===== Materials provided

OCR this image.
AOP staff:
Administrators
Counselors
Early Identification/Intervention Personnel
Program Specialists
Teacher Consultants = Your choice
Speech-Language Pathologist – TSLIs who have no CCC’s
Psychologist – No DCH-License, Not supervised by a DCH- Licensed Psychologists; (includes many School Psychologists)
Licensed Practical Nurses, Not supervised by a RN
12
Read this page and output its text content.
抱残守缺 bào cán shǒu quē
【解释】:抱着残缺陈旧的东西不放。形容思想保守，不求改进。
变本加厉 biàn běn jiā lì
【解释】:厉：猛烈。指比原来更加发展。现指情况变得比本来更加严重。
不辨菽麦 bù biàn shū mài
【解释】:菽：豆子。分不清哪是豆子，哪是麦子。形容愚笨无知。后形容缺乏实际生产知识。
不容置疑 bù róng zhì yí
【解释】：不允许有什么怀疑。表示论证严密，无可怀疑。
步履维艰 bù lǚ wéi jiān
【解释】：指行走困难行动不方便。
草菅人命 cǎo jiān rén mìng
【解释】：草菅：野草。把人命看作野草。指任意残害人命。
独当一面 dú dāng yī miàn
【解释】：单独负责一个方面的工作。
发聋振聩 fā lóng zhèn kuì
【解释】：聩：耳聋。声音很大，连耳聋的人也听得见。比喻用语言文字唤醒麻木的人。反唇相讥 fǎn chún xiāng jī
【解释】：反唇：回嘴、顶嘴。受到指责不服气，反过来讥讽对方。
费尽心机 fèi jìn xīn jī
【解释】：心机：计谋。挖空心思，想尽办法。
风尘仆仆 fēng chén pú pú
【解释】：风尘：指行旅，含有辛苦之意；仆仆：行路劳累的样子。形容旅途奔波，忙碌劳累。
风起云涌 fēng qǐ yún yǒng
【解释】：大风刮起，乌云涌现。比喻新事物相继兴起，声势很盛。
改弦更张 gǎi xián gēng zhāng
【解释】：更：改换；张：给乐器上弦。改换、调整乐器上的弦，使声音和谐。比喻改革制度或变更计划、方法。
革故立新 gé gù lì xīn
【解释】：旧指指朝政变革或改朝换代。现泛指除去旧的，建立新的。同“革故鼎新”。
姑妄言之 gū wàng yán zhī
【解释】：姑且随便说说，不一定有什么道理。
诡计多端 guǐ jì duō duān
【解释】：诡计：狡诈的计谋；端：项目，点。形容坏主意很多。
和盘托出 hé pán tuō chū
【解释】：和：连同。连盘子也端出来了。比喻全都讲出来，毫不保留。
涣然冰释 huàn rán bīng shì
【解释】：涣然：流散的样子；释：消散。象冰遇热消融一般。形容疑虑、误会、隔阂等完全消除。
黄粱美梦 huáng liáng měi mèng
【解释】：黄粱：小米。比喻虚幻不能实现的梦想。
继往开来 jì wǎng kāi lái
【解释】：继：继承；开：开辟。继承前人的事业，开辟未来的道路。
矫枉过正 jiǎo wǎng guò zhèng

==========

## Task directions
Scan the data for the word "wǎng" and copy every line where it shows up.

## Response to the exercise
继往开来 jì wǎng kāi lái
矫枉过正 jiǎo wǎng guò zhèng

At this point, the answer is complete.